INSTRUCTION: Omit the pictures and output every entry below exactly as written.

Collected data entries
-=-=-

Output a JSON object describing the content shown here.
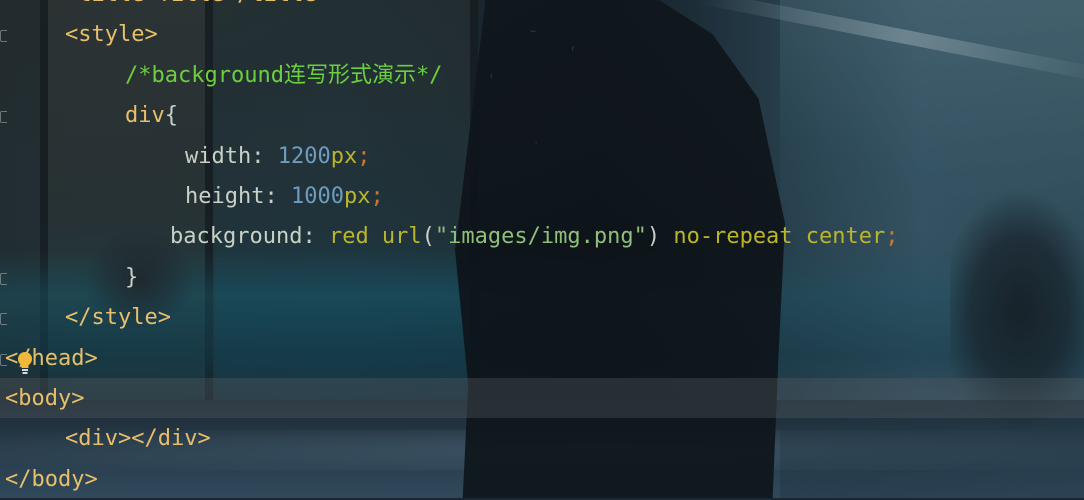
{
  "editor": {
    "lines": [
      {
        "indent": 2,
        "segments": [
          {
            "cls": "tag",
            "text": "<title>Title</title>"
          }
        ]
      },
      {
        "indent": 2,
        "segments": [
          {
            "cls": "tag",
            "text": "<style>"
          }
        ]
      },
      {
        "indent": 4,
        "segments": [
          {
            "cls": "comment",
            "text": "/*background连写形式演示*/"
          }
        ]
      },
      {
        "indent": 4,
        "segments": [
          {
            "cls": "tag",
            "text": "div"
          },
          {
            "cls": "plain",
            "text": "{"
          }
        ]
      },
      {
        "indent": 6,
        "segments": [
          {
            "cls": "plain",
            "text": "width: "
          },
          {
            "cls": "number",
            "text": "1200"
          },
          {
            "cls": "value",
            "text": "px"
          },
          {
            "cls": "punct",
            "text": ";"
          }
        ]
      },
      {
        "indent": 6,
        "segments": [
          {
            "cls": "plain",
            "text": "height: "
          },
          {
            "cls": "number",
            "text": "1000"
          },
          {
            "cls": "value",
            "text": "px"
          },
          {
            "cls": "punct",
            "text": ";"
          }
        ]
      },
      {
        "indent": 5.5,
        "segments": [
          {
            "cls": "plain",
            "text": "background: "
          },
          {
            "cls": "value",
            "text": "red url"
          },
          {
            "cls": "paren",
            "text": "("
          },
          {
            "cls": "string",
            "text": "\"images/img.png\""
          },
          {
            "cls": "paren",
            "text": ")"
          },
          {
            "cls": "plain",
            "text": " "
          },
          {
            "cls": "value",
            "text": "no-repeat center"
          },
          {
            "cls": "punct",
            "text": ";"
          }
        ]
      },
      {
        "indent": 4,
        "segments": [
          {
            "cls": "plain",
            "text": "}"
          }
        ]
      },
      {
        "indent": 2,
        "segments": [
          {
            "cls": "tag",
            "text": "</style>"
          }
        ]
      },
      {
        "indent": 0,
        "segments": [
          {
            "cls": "tag",
            "text": "</head>"
          }
        ]
      },
      {
        "indent": 0,
        "segments": [
          {
            "cls": "tag",
            "text": "<body>"
          }
        ]
      },
      {
        "indent": 2,
        "segments": [
          {
            "cls": "tag",
            "text": "<div></div>"
          }
        ]
      },
      {
        "indent": 0,
        "segments": [
          {
            "cls": "tag",
            "text": "</body>"
          }
        ]
      }
    ],
    "current_line": 10,
    "gutter_markers": [
      1,
      3,
      7,
      8,
      9
    ],
    "intention_bulb_icon": "lightbulb-icon"
  },
  "colors": {
    "tag": "#e8bf6a",
    "comment": "#6ccf3e",
    "number": "#6d9cbe",
    "punctuation": "#cc7832",
    "keyword_value": "#bbb529",
    "string": "#8fbf7a",
    "text": "#c9d1c6"
  }
}
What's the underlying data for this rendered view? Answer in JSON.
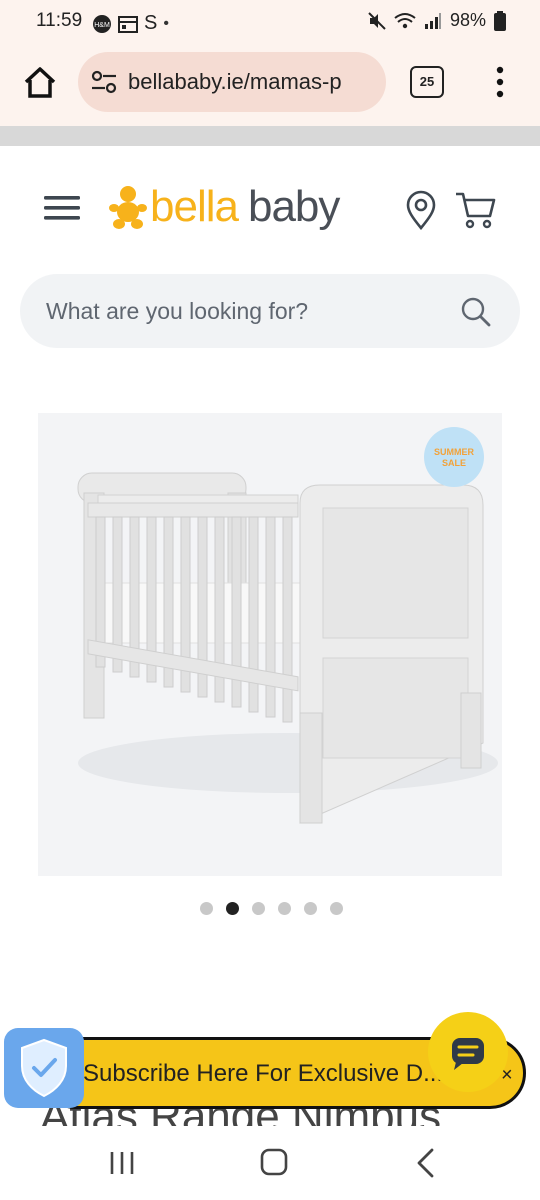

-=-=-

RESULT:
Output a JSON object describing the content shown here.
{
  "editor": {
    "lines": [
      {
        "indent": 2,
        "segments": [
          {
            "cls": "tag",
            "text": "<title>Title</title>"
          }
        ]
      },
      {
        "indent": 2,
        "segments": [
          {
            "cls": "tag",
            "text": "<style>"
          }
        ]
      },
      {
        "indent": 4,
        "segments": [
          {
            "cls": "comment",
            "text": "/*background连写形式演示*/"
          }
        ]
      },
      {
        "indent": 4,
        "segments": [
          {
            "cls": "tag",
            "text": "div"
          },
          {
            "cls": "plain",
            "text": "{"
          }
        ]
      },
      {
        "indent": 6,
        "segments": [
          {
            "cls": "plain",
            "text": "width: "
          },
          {
            "cls": "number",
            "text": "1200"
          },
          {
            "cls": "value",
            "text": "px"
          },
          {
            "cls": "punct",
            "text": ";"
          }
        ]
      },
      {
        "indent": 6,
        "segments": [
          {
            "cls": "plain",
            "text": "height: "
          },
          {
            "cls": "number",
            "text": "1000"
          },
          {
            "cls": "value",
            "text": "px"
          },
          {
            "cls": "punct",
            "text": ";"
          }
        ]
      },
      {
        "indent": 5.5,
        "segments": [
          {
            "cls": "plain",
            "text": "background: "
          },
          {
            "cls": "value",
            "text": "red url"
          },
          {
            "cls": "paren",
            "text": "("
          },
          {
            "cls": "string",
            "text": "\"images/img.png\""
          },
          {
            "cls": "paren",
            "text": ")"
          },
          {
            "cls": "plain",
            "text": " "
          },
          {
            "cls": "value",
            "text": "no-repeat center"
          },
          {
            "cls": "punct",
            "text": ";"
          }
        ]
      },
      {
        "indent": 4,
        "segments": [
          {
            "cls": "plain",
            "text": "}"
          }
        ]
      },
      {
        "indent": 2,
        "segments": [
          {
            "cls": "tag",
            "text": "</style>"
          }
        ]
      },
      {
        "indent": 0,
        "segments": [
          {
            "cls": "tag",
            "text": "</head>"
          }
        ]
      },
      {
        "indent": 0,
        "segments": [
          {
            "cls": "tag",
            "text": "<body>"
          }
        ]
      },
      {
        "indent": 2,
        "segments": [
          {
            "cls": "tag",
            "text": "<div></div>"
          }
        ]
      },
      {
        "indent": 0,
        "segments": [
          {
            "cls": "tag",
            "text": "</body>"
          }
        ]
      }
    ],
    "current_line": 10,
    "gutter_markers": [
      1,
      3,
      7,
      8,
      9
    ],
    "intention_bulb_icon": "lightbulb-icon"
  },
  "colors": {
    "tag": "#e8bf6a",
    "comment": "#6ccf3e",
    "number": "#6d9cbe",
    "punctuation": "#cc7832",
    "keyword_value": "#bbb529",
    "string": "#8fbf7a",
    "text": "#c9d1c6"
  }
}
What's the underlying data for this rendered view? Answer in JSON.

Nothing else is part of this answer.